Exercise objective:
In the entries that follow, count each line containing "JSON" and state the total, nothing more.

Supplied records:
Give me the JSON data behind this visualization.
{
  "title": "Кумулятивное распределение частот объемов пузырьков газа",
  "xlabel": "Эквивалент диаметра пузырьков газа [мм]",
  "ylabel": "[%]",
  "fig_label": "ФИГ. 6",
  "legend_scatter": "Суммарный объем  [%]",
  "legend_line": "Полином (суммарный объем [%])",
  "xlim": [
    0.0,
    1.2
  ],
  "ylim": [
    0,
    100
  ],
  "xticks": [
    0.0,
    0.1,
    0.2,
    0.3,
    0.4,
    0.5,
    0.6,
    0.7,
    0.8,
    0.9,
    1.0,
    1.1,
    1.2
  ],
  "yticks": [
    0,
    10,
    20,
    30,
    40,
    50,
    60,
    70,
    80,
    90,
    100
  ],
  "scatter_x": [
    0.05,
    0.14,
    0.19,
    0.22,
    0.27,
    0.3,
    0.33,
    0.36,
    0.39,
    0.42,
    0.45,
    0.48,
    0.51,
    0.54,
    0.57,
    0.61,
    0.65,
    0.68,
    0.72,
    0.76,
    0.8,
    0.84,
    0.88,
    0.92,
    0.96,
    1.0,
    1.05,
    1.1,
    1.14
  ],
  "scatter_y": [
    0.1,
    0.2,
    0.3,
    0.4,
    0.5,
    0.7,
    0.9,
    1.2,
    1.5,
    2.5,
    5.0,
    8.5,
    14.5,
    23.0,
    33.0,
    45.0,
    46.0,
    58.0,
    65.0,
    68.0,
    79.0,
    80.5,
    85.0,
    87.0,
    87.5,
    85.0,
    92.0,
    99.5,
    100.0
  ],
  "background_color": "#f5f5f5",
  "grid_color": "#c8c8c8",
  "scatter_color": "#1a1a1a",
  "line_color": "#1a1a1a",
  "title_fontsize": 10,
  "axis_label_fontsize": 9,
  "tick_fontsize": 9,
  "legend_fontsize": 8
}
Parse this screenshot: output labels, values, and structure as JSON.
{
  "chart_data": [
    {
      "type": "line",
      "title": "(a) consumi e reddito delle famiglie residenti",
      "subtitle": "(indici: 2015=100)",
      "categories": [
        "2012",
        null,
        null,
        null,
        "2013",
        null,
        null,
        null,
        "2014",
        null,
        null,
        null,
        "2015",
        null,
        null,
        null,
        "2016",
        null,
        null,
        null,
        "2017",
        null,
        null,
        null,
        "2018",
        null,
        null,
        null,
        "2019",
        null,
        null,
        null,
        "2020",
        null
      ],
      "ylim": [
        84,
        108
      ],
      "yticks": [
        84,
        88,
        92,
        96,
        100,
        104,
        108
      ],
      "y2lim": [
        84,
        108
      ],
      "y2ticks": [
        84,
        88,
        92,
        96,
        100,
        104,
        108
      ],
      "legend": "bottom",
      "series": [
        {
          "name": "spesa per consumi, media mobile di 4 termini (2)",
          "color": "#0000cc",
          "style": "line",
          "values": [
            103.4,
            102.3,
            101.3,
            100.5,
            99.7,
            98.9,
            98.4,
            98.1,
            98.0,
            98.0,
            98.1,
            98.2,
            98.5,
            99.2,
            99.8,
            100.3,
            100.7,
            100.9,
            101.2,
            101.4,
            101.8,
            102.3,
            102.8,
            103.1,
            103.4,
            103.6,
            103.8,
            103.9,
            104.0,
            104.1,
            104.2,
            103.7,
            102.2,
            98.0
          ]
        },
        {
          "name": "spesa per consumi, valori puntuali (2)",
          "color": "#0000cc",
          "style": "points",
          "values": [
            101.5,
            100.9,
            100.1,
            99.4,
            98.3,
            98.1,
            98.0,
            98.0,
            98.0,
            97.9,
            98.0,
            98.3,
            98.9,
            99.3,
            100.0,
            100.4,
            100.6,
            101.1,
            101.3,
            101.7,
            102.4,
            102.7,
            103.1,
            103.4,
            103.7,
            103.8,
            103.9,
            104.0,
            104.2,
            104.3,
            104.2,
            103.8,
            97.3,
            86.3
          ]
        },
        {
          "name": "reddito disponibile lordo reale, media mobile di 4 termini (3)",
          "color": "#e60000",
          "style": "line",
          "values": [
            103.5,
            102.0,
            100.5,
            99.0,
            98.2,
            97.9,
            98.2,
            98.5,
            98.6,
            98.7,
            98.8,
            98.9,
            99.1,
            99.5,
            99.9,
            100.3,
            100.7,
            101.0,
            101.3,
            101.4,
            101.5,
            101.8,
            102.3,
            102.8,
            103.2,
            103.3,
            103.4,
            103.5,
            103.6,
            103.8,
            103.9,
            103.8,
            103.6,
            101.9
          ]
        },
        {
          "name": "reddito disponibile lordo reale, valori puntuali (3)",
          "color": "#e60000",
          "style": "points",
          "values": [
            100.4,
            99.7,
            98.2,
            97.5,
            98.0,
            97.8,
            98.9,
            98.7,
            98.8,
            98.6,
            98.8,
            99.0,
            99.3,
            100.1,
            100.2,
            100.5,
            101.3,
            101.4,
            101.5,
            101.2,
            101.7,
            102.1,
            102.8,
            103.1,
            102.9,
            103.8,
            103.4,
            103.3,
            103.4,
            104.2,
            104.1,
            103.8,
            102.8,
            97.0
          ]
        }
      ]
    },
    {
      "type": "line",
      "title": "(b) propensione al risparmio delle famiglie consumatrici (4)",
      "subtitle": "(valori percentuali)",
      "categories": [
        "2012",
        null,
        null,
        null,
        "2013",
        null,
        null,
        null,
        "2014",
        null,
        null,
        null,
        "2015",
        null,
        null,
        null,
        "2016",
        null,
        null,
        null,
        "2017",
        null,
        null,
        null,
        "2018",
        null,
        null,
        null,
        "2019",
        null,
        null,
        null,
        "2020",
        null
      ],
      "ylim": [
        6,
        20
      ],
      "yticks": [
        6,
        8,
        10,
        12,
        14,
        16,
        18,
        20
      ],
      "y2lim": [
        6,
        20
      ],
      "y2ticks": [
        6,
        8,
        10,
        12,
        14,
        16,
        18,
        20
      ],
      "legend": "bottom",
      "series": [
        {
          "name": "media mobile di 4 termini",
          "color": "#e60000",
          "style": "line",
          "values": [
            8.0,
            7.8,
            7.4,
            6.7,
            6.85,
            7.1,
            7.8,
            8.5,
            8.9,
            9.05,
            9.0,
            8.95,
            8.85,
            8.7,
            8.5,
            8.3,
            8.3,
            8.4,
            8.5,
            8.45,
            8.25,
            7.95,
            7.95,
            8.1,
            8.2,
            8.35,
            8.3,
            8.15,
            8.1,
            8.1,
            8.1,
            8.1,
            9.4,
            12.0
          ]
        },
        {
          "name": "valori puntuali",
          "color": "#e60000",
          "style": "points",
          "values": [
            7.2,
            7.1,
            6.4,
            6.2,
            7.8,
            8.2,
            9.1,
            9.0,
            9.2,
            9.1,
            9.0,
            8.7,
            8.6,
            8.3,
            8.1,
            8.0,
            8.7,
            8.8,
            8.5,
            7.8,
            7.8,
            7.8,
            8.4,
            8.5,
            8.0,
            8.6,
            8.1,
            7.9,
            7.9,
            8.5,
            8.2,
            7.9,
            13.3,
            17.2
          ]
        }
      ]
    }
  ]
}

Final result:
2